What to work on » Transcribe the material exactly. Images do not belong in the copy.

Given records »
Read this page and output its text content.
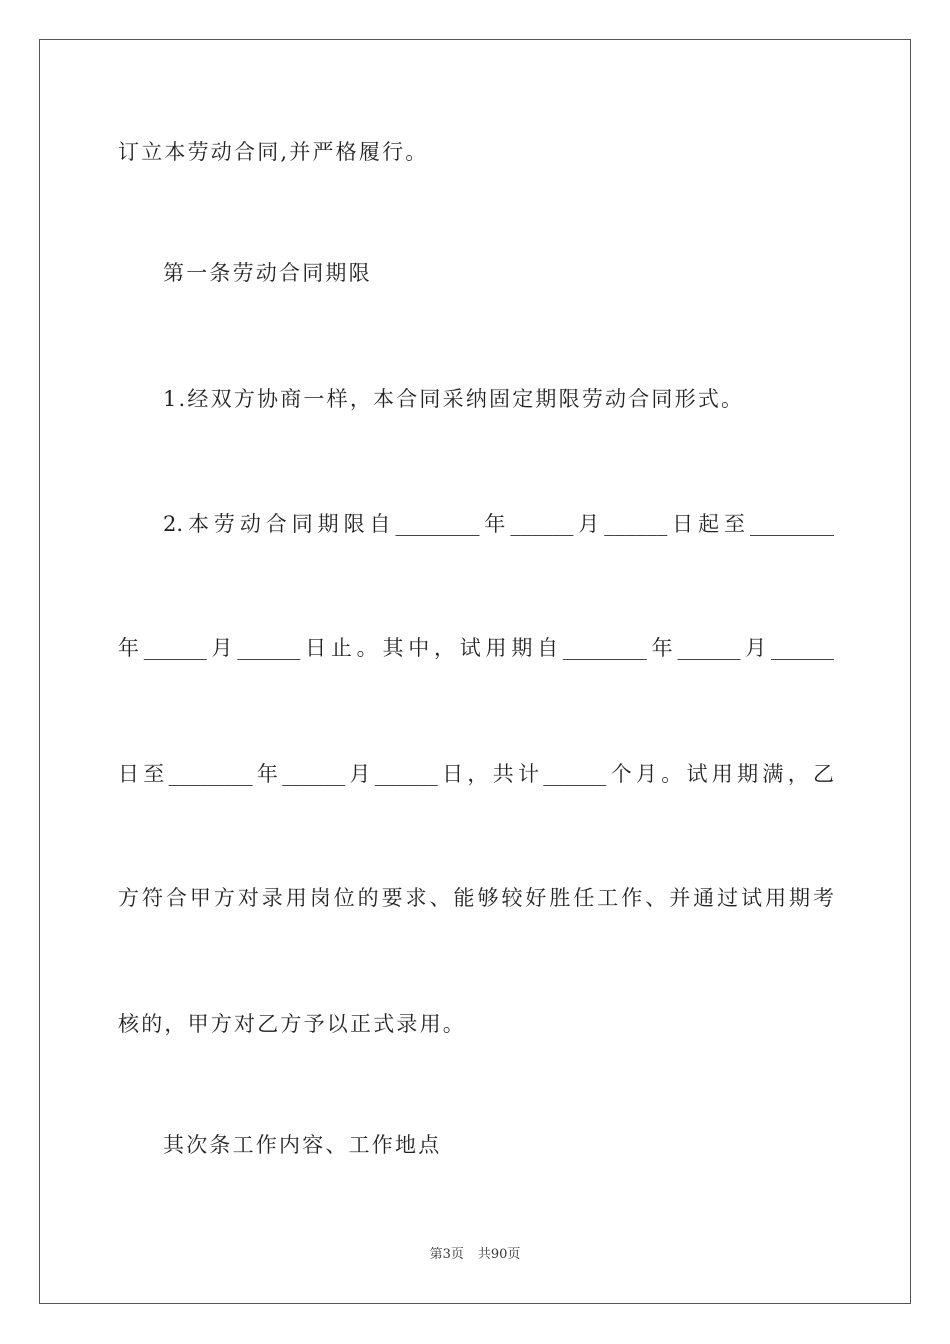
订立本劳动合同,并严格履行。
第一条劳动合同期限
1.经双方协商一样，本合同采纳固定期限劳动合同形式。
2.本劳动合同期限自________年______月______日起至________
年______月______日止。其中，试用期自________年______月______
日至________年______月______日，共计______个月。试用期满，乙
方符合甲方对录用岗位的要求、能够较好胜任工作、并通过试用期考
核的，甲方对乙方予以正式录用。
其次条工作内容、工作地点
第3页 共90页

The response »
Read this page and output its text content.
订立本劳动合同,并严格履行。
第一条劳动合同期限
1.经双方协商一样，本合同采纳固定期限劳动合同形式。
2.本劳动合同期限自________年______月______日起至________
年______月______日止。其中，试用期自________年______月______
日至________年______月______日，共计______个月。试用期满，乙
方符合甲方对录用岗位的要求、能够较好胜任工作、并通过试用期考
核的，甲方对乙方予以正式录用。
其次条工作内容、工作地点
第3页 共90页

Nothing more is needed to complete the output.